Figure content listings
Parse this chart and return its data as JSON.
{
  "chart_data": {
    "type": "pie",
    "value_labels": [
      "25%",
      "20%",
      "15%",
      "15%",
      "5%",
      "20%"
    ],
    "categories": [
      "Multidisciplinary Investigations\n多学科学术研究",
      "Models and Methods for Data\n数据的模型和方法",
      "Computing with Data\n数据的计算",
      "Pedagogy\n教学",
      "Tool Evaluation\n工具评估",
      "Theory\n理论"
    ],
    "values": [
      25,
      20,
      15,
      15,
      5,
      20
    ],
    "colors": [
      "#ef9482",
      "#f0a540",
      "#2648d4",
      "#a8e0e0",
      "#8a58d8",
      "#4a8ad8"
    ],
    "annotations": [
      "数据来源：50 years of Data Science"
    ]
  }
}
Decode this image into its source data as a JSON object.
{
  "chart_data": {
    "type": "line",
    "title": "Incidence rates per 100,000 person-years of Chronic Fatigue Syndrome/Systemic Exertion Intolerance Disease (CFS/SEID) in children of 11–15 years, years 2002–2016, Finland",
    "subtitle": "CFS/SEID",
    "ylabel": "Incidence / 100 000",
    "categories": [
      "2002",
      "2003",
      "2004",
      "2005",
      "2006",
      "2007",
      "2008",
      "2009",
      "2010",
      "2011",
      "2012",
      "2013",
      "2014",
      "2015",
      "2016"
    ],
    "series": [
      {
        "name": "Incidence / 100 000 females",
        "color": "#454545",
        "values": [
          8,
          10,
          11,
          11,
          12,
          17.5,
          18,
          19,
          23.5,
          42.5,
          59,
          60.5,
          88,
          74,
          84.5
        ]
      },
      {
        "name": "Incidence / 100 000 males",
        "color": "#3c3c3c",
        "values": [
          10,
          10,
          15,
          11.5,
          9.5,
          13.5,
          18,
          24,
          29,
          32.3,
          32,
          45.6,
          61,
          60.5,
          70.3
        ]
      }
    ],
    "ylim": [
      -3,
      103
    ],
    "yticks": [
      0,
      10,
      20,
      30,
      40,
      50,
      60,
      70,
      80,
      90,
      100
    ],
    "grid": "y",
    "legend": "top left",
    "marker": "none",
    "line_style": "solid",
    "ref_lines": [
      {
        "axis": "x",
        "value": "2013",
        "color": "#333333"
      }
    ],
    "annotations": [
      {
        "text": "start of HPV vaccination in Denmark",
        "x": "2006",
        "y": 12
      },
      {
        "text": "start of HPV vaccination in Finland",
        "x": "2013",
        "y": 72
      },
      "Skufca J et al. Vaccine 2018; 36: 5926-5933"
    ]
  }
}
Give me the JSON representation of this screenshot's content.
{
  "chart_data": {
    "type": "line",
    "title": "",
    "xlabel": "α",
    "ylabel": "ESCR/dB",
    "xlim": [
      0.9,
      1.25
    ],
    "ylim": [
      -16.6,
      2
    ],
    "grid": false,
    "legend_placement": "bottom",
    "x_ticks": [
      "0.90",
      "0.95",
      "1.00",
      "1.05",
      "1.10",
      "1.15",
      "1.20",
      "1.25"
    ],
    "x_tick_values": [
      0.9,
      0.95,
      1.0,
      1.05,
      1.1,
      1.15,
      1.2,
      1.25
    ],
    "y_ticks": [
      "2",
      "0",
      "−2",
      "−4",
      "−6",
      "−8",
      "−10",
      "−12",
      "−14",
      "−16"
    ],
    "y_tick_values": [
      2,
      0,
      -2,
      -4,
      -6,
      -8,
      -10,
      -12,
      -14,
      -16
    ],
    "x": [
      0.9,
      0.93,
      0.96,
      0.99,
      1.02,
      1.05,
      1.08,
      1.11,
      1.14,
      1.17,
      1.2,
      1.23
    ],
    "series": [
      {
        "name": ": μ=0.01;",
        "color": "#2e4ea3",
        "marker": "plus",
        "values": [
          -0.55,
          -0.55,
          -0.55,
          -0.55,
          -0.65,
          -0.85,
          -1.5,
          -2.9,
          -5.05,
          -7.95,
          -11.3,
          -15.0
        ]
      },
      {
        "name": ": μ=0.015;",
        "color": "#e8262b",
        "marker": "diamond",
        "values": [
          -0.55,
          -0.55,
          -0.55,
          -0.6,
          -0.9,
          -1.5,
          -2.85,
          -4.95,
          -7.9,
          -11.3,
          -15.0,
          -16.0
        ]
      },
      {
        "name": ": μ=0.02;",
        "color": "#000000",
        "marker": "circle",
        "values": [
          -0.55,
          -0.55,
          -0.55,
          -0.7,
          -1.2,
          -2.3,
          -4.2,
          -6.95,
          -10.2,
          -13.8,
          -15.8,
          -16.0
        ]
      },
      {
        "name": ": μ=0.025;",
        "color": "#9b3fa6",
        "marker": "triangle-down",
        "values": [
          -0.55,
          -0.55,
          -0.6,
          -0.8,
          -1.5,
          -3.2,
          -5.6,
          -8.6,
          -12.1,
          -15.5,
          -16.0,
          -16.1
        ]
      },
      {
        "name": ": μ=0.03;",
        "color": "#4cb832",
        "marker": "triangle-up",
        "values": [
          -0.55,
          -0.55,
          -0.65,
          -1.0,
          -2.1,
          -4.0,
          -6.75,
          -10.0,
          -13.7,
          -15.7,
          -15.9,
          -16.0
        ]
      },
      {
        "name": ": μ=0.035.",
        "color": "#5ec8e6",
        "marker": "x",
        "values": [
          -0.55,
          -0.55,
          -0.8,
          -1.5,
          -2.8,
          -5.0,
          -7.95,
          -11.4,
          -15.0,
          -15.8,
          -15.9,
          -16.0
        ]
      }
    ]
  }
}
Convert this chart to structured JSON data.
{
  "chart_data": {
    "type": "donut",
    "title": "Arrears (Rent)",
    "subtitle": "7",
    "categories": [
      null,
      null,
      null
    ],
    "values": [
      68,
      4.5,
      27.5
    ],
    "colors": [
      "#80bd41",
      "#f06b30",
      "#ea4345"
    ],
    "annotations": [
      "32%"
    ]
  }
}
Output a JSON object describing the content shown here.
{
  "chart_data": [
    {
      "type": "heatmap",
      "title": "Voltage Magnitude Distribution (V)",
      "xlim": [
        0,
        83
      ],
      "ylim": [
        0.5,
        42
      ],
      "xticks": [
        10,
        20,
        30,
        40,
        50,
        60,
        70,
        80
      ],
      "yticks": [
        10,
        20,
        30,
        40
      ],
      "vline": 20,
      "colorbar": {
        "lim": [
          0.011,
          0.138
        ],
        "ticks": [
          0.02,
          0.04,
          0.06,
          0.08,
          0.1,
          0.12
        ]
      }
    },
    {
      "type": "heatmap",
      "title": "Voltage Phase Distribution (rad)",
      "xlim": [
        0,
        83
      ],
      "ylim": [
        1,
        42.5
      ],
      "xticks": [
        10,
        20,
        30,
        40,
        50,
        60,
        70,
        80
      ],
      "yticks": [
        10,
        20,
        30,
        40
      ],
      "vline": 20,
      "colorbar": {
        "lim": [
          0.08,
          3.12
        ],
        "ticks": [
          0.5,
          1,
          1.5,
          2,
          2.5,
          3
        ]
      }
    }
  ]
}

WHAT YOU HAVE TO DO: Using the data above, reproduce every line exactly.

COMPLETE ANSWER:
Parse this chart and return its data as JSON.
{
  "chart_data": {
    "type": "pie",
    "value_labels": [
      "25%",
      "20%",
      "15%",
      "15%",
      "5%",
      "20%"
    ],
    "categories": [
      "Multidisciplinary Investigations\n多学科学术研究",
      "Models and Methods for Data\n数据的模型和方法",
      "Computing with Data\n数据的计算",
      "Pedagogy\n教学",
      "Tool Evaluation\n工具评估",
      "Theory\n理论"
    ],
    "values": [
      25,
      20,
      15,
      15,
      5,
      20
    ],
    "colors": [
      "#ef9482",
      "#f0a540",
      "#2648d4",
      "#a8e0e0",
      "#8a58d8",
      "#4a8ad8"
    ],
    "annotations": [
      "数据来源：50 years of Data Science"
    ]
  }
}
Decode this image into its source data as a JSON object.
{
  "chart_data": {
    "type": "line",
    "title": "Incidence rates per 100,000 person-years of Chronic Fatigue Syndrome/Systemic Exertion Intolerance Disease (CFS/SEID) in children of 11–15 years, years 2002–2016, Finland",
    "subtitle": "CFS/SEID",
    "ylabel": "Incidence / 100 000",
    "categories": [
      "2002",
      "2003",
      "2004",
      "2005",
      "2006",
      "2007",
      "2008",
      "2009",
      "2010",
      "2011",
      "2012",
      "2013",
      "2014",
      "2015",
      "2016"
    ],
    "series": [
      {
        "name": "Incidence / 100 000 females",
        "color": "#454545",
        "values": [
          8,
          10,
          11,
          11,
          12,
          17.5,
          18,
          19,
          23.5,
          42.5,
          59,
          60.5,
          88,
          74,
          84.5
        ]
      },
      {
        "name": "Incidence / 100 000 males",
        "color": "#3c3c3c",
        "values": [
          10,
          10,
          15,
          11.5,
          9.5,
          13.5,
          18,
          24,
          29,
          32.3,
          32,
          45.6,
          61,
          60.5,
          70.3
        ]
      }
    ],
    "ylim": [
      -3,
      103
    ],
    "yticks": [
      0,
      10,
      20,
      30,
      40,
      50,
      60,
      70,
      80,
      90,
      100
    ],
    "grid": "y",
    "legend": "top left",
    "marker": "none",
    "line_style": "solid",
    "ref_lines": [
      {
        "axis": "x",
        "value": "2013",
        "color": "#333333"
      }
    ],
    "annotations": [
      {
        "text": "start of HPV vaccination in Denmark",
        "x": "2006",
        "y": 12
      },
      {
        "text": "start of HPV vaccination in Finland",
        "x": "2013",
        "y": 72
      },
      "Skufca J et al. Vaccine 2018; 36: 5926-5933"
    ]
  }
}
Give me the JSON representation of this screenshot's content.
{
  "chart_data": {
    "type": "line",
    "title": "",
    "xlabel": "α",
    "ylabel": "ESCR/dB",
    "xlim": [
      0.9,
      1.25
    ],
    "ylim": [
      -16.6,
      2
    ],
    "grid": false,
    "legend_placement": "bottom",
    "x_ticks": [
      "0.90",
      "0.95",
      "1.00",
      "1.05",
      "1.10",
      "1.15",
      "1.20",
      "1.25"
    ],
    "x_tick_values": [
      0.9,
      0.95,
      1.0,
      1.05,
      1.1,
      1.15,
      1.2,
      1.25
    ],
    "y_ticks": [
      "2",
      "0",
      "−2",
      "−4",
      "−6",
      "−8",
      "−10",
      "−12",
      "−14",
      "−16"
    ],
    "y_tick_values": [
      2,
      0,
      -2,
      -4,
      -6,
      -8,
      -10,
      -12,
      -14,
      -16
    ],
    "x": [
      0.9,
      0.93,
      0.96,
      0.99,
      1.02,
      1.05,
      1.08,
      1.11,
      1.14,
      1.17,
      1.2,
      1.23
    ],
    "series": [
      {
        "name": ": μ=0.01;",
        "color": "#2e4ea3",
        "marker": "plus",
        "values": [
          -0.55,
          -0.55,
          -0.55,
          -0.55,
          -0.65,
          -0.85,
          -1.5,
          -2.9,
          -5.05,
          -7.95,
          -11.3,
          -15.0
        ]
      },
      {
        "name": ": μ=0.015;",
        "color": "#e8262b",
        "marker": "diamond",
        "values": [
          -0.55,
          -0.55,
          -0.55,
          -0.6,
          -0.9,
          -1.5,
          -2.85,
          -4.95,
          -7.9,
          -11.3,
          -15.0,
          -16.0
        ]
      },
      {
        "name": ": μ=0.02;",
        "color": "#000000",
        "marker": "circle",
        "values": [
          -0.55,
          -0.55,
          -0.55,
          -0.7,
          -1.2,
          -2.3,
          -4.2,
          -6.95,
          -10.2,
          -13.8,
          -15.8,
          -16.0
        ]
      },
      {
        "name": ": μ=0.025;",
        "color": "#9b3fa6",
        "marker": "triangle-down",
        "values": [
          -0.55,
          -0.55,
          -0.6,
          -0.8,
          -1.5,
          -3.2,
          -5.6,
          -8.6,
          -12.1,
          -15.5,
          -16.0,
          -16.1
        ]
      },
      {
        "name": ": μ=0.03;",
        "color": "#4cb832",
        "marker": "triangle-up",
        "values": [
          -0.55,
          -0.55,
          -0.65,
          -1.0,
          -2.1,
          -4.0,
          -6.75,
          -10.0,
          -13.7,
          -15.7,
          -15.9,
          -16.0
        ]
      },
      {
        "name": ": μ=0.035.",
        "color": "#5ec8e6",
        "marker": "x",
        "values": [
          -0.55,
          -0.55,
          -0.8,
          -1.5,
          -2.8,
          -5.0,
          -7.95,
          -11.4,
          -15.0,
          -15.8,
          -15.9,
          -16.0
        ]
      }
    ]
  }
}
Convert this chart to structured JSON data.
{
  "chart_data": {
    "type": "donut",
    "title": "Arrears (Rent)",
    "subtitle": "7",
    "categories": [
      null,
      null,
      null
    ],
    "values": [
      68,
      4.5,
      27.5
    ],
    "colors": [
      "#80bd41",
      "#f06b30",
      "#ea4345"
    ],
    "annotations": [
      "32%"
    ]
  }
}
Output a JSON object describing the content shown here.
{
  "chart_data": [
    {
      "type": "heatmap",
      "title": "Voltage Magnitude Distribution (V)",
      "xlim": [
        0,
        83
      ],
      "ylim": [
        0.5,
        42
      ],
      "xticks": [
        10,
        20,
        30,
        40,
        50,
        60,
        70,
        80
      ],
      "yticks": [
        10,
        20,
        30,
        40
      ],
      "vline": 20,
      "colorbar": {
        "lim": [
          0.011,
          0.138
        ],
        "ticks": [
          0.02,
          0.04,
          0.06,
          0.08,
          0.1,
          0.12
        ]
      }
    },
    {
      "type": "heatmap",
      "title": "Voltage Phase Distribution (rad)",
      "xlim": [
        0,
        83
      ],
      "ylim": [
        1,
        42.5
      ],
      "xticks": [
        10,
        20,
        30,
        40,
        50,
        60,
        70,
        80
      ],
      "yticks": [
        10,
        20,
        30,
        40
      ],
      "vline": 20,
      "colorbar": {
        "lim": [
          0.08,
          3.12
        ],
        "ticks": [
          0.5,
          1,
          1.5,
          2,
          2.5,
          3
        ]
      }
    }
  ]
}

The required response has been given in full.